Reproduce every entry exactly.

# start of Entries provided

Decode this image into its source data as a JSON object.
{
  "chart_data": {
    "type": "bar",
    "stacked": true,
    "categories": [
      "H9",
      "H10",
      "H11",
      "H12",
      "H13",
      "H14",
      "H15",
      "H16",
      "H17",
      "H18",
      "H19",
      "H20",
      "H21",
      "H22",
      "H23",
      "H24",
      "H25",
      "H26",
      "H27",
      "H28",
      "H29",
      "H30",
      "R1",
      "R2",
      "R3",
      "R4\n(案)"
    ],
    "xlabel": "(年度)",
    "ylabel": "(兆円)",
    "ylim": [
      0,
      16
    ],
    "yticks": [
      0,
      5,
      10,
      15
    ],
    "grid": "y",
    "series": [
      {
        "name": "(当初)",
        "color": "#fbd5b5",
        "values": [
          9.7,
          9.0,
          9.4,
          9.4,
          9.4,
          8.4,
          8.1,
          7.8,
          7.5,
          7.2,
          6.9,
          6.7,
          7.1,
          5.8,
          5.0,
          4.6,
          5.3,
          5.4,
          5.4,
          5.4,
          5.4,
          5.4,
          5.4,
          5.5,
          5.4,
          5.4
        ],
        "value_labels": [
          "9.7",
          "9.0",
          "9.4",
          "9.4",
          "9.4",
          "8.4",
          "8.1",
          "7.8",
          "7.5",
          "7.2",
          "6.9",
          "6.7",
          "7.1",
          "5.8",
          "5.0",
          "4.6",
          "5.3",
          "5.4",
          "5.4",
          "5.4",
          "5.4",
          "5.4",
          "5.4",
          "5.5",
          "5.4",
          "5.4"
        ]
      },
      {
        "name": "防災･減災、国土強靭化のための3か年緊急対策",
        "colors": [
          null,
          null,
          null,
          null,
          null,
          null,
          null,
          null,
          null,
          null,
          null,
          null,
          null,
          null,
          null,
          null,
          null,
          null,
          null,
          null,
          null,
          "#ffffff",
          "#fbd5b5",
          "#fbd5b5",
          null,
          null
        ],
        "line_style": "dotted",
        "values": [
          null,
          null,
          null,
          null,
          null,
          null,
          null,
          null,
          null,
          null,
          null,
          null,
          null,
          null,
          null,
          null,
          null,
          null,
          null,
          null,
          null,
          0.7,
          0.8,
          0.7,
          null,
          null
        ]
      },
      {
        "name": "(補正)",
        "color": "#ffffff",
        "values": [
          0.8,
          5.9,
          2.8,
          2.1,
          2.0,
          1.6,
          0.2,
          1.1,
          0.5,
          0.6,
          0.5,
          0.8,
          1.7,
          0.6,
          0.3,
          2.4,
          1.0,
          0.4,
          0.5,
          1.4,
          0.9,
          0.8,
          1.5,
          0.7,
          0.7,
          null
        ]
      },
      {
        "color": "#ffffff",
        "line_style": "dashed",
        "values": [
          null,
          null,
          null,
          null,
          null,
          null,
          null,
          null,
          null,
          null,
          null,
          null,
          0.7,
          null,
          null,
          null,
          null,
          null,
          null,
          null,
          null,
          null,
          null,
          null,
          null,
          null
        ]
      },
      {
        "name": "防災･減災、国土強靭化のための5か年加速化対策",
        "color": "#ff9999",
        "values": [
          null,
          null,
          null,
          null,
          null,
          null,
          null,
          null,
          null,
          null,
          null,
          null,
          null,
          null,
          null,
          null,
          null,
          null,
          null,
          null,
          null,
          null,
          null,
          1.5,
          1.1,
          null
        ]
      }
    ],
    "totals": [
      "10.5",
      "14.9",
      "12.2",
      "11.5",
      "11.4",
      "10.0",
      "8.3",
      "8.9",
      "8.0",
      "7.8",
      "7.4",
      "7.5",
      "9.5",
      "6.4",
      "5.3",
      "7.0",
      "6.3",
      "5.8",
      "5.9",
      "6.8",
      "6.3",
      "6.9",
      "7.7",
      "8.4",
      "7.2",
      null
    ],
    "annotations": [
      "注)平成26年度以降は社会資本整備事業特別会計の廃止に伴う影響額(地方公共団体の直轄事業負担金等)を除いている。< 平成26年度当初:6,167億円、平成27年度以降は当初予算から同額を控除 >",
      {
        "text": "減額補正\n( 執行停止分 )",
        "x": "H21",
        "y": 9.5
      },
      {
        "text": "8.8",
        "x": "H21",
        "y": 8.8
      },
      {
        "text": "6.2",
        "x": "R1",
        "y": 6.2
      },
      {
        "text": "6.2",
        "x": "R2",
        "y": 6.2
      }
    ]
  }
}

# end of Entries provided

### Answer for the task
Decode this image into its source data as a JSON object.
{
  "chart_data": {
    "type": "bar",
    "stacked": true,
    "categories": [
      "H9",
      "H10",
      "H11",
      "H12",
      "H13",
      "H14",
      "H15",
      "H16",
      "H17",
      "H18",
      "H19",
      "H20",
      "H21",
      "H22",
      "H23",
      "H24",
      "H25",
      "H26",
      "H27",
      "H28",
      "H29",
      "H30",
      "R1",
      "R2",
      "R3",
      "R4\n(案)"
    ],
    "xlabel": "(年度)",
    "ylabel": "(兆円)",
    "ylim": [
      0,
      16
    ],
    "yticks": [
      0,
      5,
      10,
      15
    ],
    "grid": "y",
    "series": [
      {
        "name": "(当初)",
        "color": "#fbd5b5",
        "values": [
          9.7,
          9.0,
          9.4,
          9.4,
          9.4,
          8.4,
          8.1,
          7.8,
          7.5,
          7.2,
          6.9,
          6.7,
          7.1,
          5.8,
          5.0,
          4.6,
          5.3,
          5.4,
          5.4,
          5.4,
          5.4,
          5.4,
          5.4,
          5.5,
          5.4,
          5.4
        ],
        "value_labels": [
          "9.7",
          "9.0",
          "9.4",
          "9.4",
          "9.4",
          "8.4",
          "8.1",
          "7.8",
          "7.5",
          "7.2",
          "6.9",
          "6.7",
          "7.1",
          "5.8",
          "5.0",
          "4.6",
          "5.3",
          "5.4",
          "5.4",
          "5.4",
          "5.4",
          "5.4",
          "5.4",
          "5.5",
          "5.4",
          "5.4"
        ]
      },
      {
        "name": "防災･減災、国土強靭化のための3か年緊急対策",
        "colors": [
          null,
          null,
          null,
          null,
          null,
          null,
          null,
          null,
          null,
          null,
          null,
          null,
          null,
          null,
          null,
          null,
          null,
          null,
          null,
          null,
          null,
          "#ffffff",
          "#fbd5b5",
          "#fbd5b5",
          null,
          null
        ],
        "line_style": "dotted",
        "values": [
          null,
          null,
          null,
          null,
          null,
          null,
          null,
          null,
          null,
          null,
          null,
          null,
          null,
          null,
          null,
          null,
          null,
          null,
          null,
          null,
          null,
          0.7,
          0.8,
          0.7,
          null,
          null
        ]
      },
      {
        "name": "(補正)",
        "color": "#ffffff",
        "values": [
          0.8,
          5.9,
          2.8,
          2.1,
          2.0,
          1.6,
          0.2,
          1.1,
          0.5,
          0.6,
          0.5,
          0.8,
          1.7,
          0.6,
          0.3,
          2.4,
          1.0,
          0.4,
          0.5,
          1.4,
          0.9,
          0.8,
          1.5,
          0.7,
          0.7,
          null
        ]
      },
      {
        "color": "#ffffff",
        "line_style": "dashed",
        "values": [
          null,
          null,
          null,
          null,
          null,
          null,
          null,
          null,
          null,
          null,
          null,
          null,
          0.7,
          null,
          null,
          null,
          null,
          null,
          null,
          null,
          null,
          null,
          null,
          null,
          null,
          null
        ]
      },
      {
        "name": "防災･減災、国土強靭化のための5か年加速化対策",
        "color": "#ff9999",
        "values": [
          null,
          null,
          null,
          null,
          null,
          null,
          null,
          null,
          null,
          null,
          null,
          null,
          null,
          null,
          null,
          null,
          null,
          null,
          null,
          null,
          null,
          null,
          null,
          1.5,
          1.1,
          null
        ]
      }
    ],
    "totals": [
      "10.5",
      "14.9",
      "12.2",
      "11.5",
      "11.4",
      "10.0",
      "8.3",
      "8.9",
      "8.0",
      "7.8",
      "7.4",
      "7.5",
      "9.5",
      "6.4",
      "5.3",
      "7.0",
      "6.3",
      "5.8",
      "5.9",
      "6.8",
      "6.3",
      "6.9",
      "7.7",
      "8.4",
      "7.2",
      null
    ],
    "annotations": [
      "注)平成26年度以降は社会資本整備事業特別会計の廃止に伴う影響額(地方公共団体の直轄事業負担金等)を除いている。< 平成26年度当初:6,167億円、平成27年度以降は当初予算から同額を控除 >",
      {
        "text": "減額補正\n( 執行停止分 )",
        "x": "H21",
        "y": 9.5
      },
      {
        "text": "8.8",
        "x": "H21",
        "y": 8.8
      },
      {
        "text": "6.2",
        "x": "R1",
        "y": 6.2
      },
      {
        "text": "6.2",
        "x": "R2",
        "y": 6.2
      }
    ]
  }
}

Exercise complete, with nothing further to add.